── Seitentext
Verbandsbürgermeister nur Schutzpatron der Autofahrer?

Wikipedia entlehnt: Ein Schutzpatron ist nach katholischem und orthodoxem Verständnis ein Heiliger, der in besonderer Weise seine Fürsprache für ein bestimmtes Objekt, einen bestimmten Bereich, einen Beruf oder eine Tätigkeit angerufen wird. Dieses besondere Schutzverhältnis wird als Patrozinium bezeichnet.

Fußgängerampel in Oberbillig
Von Gabriela Linden, Temmels

In brutalst möglicher Form durchschneidet die Bundesstraße 419 (B 419) die Gemeinde Oberbillig in Ober- und Unterdorf. Für die Bürgerinnen und Bürger der Gemeinde ein allgemeines und permanentes Gefahrenmoment; für Kinder und behinderte Menschen ein besonderes. Eine Lichtsignalanlage in Form einer Bedarfsampel könnte Abhilfe schaffen.
Ein dringlicher Antrag zur Errichtung einer Lichtsignalanlage in Form einer Bedarfsampel zur Querung der B 419 ist von der Verbandsgemeinde Konz durch deren Bürgermeister mit mehrseitiger Begründung abgelehnt worden. Patrozinium?

Oberbillig Überweg

Einen harten Schnitt durch die Gemeinde stellt die B 419 für alle Einwohner der Moselgemeinde dar. Nicht nur der Durchgangsverkehr, zusätzlich auch der aus Oberdorf und Unterdorf einfließende Verkehr verstärkt die Verkehrsbelastung. Hier hilft nur eine Fußgänger-Bedarfsampel. Mit Sicherheit wird sich kein motorisierter Verkehrsteilnehmer daran stören, wenn jung und alt, behindert oder nicht behindert, sicher die Straße überqueren wollen. Wie heißt es im § 1 der STVO: „Die Teilnahme am Straßenverkehr erfordert ständige Vorsicht und gegenseitige Rücksicht“

Inklusion muss gelebt werden
Das Thema Inklusion ist in aller Munde, wie versteht sich da die Ablehnung des Antrages auf eine Bedarfsampel für die Ortsgemeinde Oberbillig zur Querung der B-419?

Die Antragstellerin, Bürgerin der Gemeinde Oberbillig, ist blind und hat eine kleine Tochter, die sie vom Oberdorf ins Unterdorf in den Kindergarten bringen muss. Folglich muss sie die stark befahrende B-419 regelmäßig queren. Aufgrund ihres fehlenden Sehvermögens kann sie keinen Blickkontakt zu den Autofahrern herstellen, sie sieht nicht, ob sich eine Lücke im Verkehr auftut oder nicht.

Auch ein weißer Stock oder ein Blindenhund sind da keine Hilfe. Die einzige Querungshilfe in Oberbillig ist die Verkehrsinsel, die jedoch in diesem Fall auch keine Sicherheit bietet. Auf der Verkehrsinsel stehend, als blinder Mensch, nur mit Hilfe des Gehörs, zu beurteilen, ob auf dem tatsächlich noch zu überquerenden oder aber auf dem bereits überquerten Fahrstreifen die Autos stoppen, erscheint mir sehr schwer, ganz abgesehen von anderen störenden Nebengeräuschen, wie z.B. der Bahn. Auch ein täglicher „Umweg“ mit einem Kleinkind durch den Tunnel, dessen Bürgersteig so schmal ist, dass ein Erwachsener mit Blindenhund und Kleinkind nicht nebeneinander gehen können und somit die Sicherheit nicht gewährleistet ist, ist keine Option.
────
── Bereitgestellte Datensätze
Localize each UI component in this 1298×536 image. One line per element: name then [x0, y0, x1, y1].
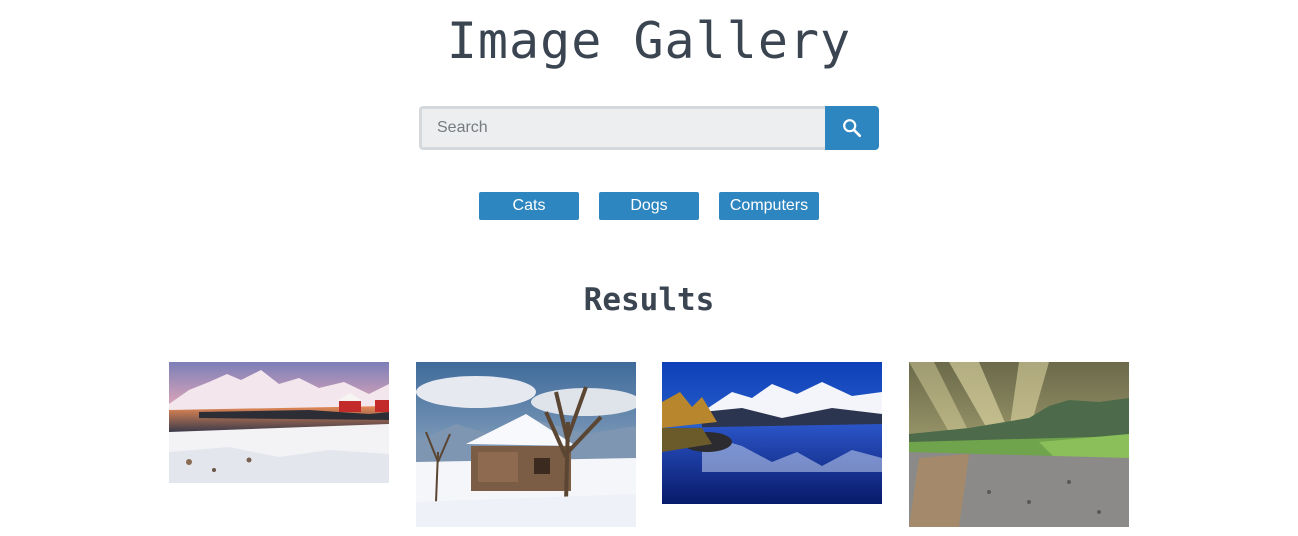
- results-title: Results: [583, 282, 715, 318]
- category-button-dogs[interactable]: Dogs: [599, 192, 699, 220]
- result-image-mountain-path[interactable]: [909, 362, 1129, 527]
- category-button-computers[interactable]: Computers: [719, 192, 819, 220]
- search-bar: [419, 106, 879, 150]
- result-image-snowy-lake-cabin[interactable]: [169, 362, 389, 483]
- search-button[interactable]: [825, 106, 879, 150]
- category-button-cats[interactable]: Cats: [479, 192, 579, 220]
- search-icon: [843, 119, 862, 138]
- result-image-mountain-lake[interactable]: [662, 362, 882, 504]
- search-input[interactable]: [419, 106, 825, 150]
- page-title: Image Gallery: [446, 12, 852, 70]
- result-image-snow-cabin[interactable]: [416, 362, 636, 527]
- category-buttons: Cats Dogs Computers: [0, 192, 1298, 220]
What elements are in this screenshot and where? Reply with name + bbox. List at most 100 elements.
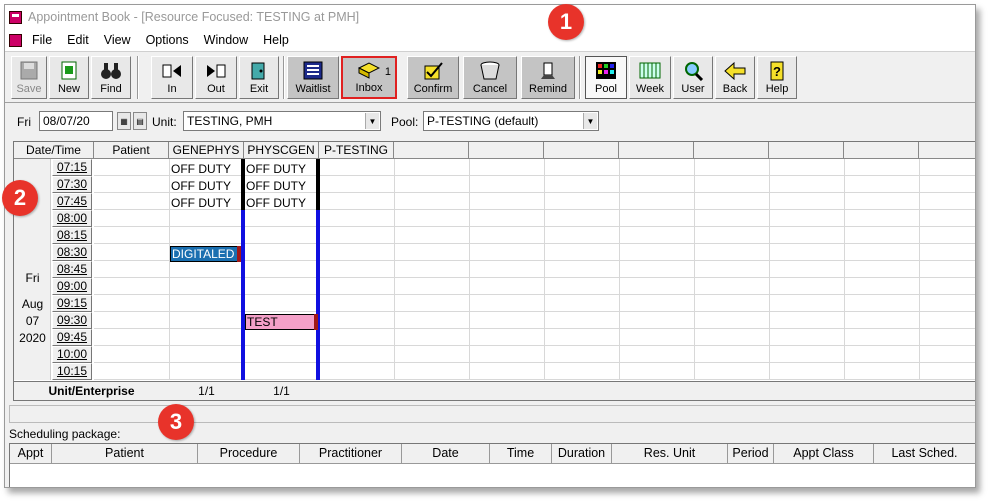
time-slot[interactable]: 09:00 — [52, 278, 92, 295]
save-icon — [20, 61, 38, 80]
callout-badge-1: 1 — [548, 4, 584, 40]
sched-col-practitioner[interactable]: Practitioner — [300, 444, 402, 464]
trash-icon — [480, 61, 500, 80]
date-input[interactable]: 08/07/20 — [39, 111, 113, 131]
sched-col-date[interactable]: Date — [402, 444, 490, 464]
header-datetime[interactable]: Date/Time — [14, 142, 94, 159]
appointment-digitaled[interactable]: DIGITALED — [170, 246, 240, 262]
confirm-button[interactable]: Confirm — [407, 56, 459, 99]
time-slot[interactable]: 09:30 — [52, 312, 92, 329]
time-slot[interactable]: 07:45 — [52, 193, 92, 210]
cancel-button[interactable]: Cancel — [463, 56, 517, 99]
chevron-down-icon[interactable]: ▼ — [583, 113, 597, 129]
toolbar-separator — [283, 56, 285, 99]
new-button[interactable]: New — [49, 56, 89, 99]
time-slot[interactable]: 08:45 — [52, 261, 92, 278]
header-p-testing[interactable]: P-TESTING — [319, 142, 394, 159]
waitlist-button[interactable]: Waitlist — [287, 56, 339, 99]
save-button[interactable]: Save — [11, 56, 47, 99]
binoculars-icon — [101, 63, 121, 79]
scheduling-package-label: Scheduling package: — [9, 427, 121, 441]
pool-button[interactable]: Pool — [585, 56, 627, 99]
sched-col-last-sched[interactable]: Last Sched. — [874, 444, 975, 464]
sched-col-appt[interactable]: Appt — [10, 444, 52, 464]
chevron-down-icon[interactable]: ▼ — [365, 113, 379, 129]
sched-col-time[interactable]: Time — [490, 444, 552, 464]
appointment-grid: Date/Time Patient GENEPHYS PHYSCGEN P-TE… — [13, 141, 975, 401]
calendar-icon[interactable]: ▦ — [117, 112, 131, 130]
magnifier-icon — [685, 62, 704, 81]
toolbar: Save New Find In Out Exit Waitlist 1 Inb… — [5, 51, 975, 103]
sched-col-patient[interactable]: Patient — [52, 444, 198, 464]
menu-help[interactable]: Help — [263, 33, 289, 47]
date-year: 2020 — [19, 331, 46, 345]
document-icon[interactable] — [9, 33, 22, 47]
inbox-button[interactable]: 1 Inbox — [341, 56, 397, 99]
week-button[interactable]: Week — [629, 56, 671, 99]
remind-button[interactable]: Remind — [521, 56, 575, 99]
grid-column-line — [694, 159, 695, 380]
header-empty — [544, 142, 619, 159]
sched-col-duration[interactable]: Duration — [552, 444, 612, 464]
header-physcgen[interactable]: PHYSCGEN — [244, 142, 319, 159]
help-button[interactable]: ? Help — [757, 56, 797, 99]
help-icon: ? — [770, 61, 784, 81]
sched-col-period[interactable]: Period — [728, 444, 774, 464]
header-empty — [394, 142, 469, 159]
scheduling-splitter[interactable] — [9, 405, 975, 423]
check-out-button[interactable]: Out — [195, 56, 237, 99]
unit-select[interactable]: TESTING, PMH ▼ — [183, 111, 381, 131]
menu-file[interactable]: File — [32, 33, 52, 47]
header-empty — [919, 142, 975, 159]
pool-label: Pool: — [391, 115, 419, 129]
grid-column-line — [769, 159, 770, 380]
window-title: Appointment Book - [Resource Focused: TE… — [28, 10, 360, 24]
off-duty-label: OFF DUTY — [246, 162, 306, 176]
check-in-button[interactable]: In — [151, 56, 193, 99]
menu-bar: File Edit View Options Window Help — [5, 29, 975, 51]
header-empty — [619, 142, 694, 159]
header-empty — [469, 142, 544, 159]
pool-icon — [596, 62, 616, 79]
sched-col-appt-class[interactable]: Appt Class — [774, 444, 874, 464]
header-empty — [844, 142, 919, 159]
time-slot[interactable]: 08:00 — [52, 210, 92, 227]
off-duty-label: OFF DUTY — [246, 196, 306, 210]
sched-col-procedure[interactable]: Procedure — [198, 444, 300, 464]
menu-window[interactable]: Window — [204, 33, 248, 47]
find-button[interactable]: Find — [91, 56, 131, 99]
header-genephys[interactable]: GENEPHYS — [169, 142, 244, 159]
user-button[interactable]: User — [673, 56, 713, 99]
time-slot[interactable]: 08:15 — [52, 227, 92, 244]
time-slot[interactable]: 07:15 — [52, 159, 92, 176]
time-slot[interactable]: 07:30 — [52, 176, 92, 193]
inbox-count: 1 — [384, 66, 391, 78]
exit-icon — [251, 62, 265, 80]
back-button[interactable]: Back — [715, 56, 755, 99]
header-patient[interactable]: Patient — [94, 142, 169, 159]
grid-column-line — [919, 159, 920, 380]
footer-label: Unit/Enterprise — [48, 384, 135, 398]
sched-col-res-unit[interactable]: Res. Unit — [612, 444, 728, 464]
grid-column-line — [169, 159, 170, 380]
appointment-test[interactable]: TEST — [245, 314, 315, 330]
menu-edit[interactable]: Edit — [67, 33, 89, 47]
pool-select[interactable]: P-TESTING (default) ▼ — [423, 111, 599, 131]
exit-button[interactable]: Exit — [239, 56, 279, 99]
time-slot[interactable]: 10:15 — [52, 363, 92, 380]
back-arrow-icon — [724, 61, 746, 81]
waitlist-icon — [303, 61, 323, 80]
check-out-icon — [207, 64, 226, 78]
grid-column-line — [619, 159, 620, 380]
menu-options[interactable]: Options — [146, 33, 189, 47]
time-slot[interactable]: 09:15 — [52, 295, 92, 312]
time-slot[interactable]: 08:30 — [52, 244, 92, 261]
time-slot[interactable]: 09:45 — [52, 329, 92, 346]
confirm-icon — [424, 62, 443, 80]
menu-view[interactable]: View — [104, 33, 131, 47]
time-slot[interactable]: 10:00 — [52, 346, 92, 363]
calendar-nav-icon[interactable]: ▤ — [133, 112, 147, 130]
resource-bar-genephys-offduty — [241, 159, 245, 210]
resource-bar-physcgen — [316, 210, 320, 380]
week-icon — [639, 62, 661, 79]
────
Aufgabenstellung:
a. Überführen Sie in den Datensätzen die Zeilen ab der Zeile mit „- results-title: Results: [583, 282, 715, 318]“ bis einschließlich der Zeile mit „- search-bar: [419, 106, 879, 150]“ in eine JSON-Liste von Strings, je ein String pro Zeile und ohne Leerzeilen.
b. Führen Sie den Text über die Fußgängerampel in Oberbillig im Anschluss an seinen letzten Satz weiter.
Seitentext und Datensätze entstammen unterschiedlichen Quellen.

Endergebnisse:
a.
[
  "- results-title: Results: [583, 282, 715, 318]",
  "- category-button-dogs[interactable]: Dogs: [599, 192, 699, 220]",
  "- result-image-mountain-path[interactable]: [909, 362, 1129, 527]",
  "- category-button-computers[interactable]: Computers: [719, 192, 819, 220]",
  "- search-bar: [419, 106, 879, 150]"
]

b.
Eine Bedarfsampel stoppt den Verkehr NUR DANN, wenn ein Fußgänger die Straße überqueren will, es findet also keine zusätzliche Störung des Verkehrsflusses statt. Der Signalton zeigt deutlich an, dass der Autoverkehr gestoppt hat. Der Gemeinderat in Oberbillig unterstützt den Antrag und hat im September 2014 einen entsprechenden Beschluss gefasst.

Ministerpräsidentin für Abwägung
Ministerpräsidentin Malu Dreyer unterstützt den Antrag ebenfalls und betont, dass die Entscheidung zwar in Händen der VG, der Polizei und des LBM liege, sie aber die Errichtung einer Bedarfsampel in diesem Fall für begründbar hält, da hier eine ganz spezielle Situation vorliege, da die Antragstellerin blind ist und das einen Sonderfall darstellt.

Im Behindertengleichstellungsgesetz und im Fernstraßengesetz ist geregelt, dass der Staat verpflichtet ist, eine weitest gehende Barrierefreiheit herzustellen. Das bedeutet, nicht alleine nur technische Richtlinien, wie Verkehrsstärke, Anzahl der Fußgänger usw. müssen bei der Abwägung eine Rolle spielen, sondern gleichberechtigt auch die Belange von Menschen mit Behinderung.
Da meiner Meinung nach  Sicherheit immer an erster Stelle stehen sollte, und zwar SOWOHL für die Fußgänger als auch für die Autofahrer, scheint mir die Entscheidung, den Antrag abzulehnen, willkürlich und völlig aus der Luft gegriffen.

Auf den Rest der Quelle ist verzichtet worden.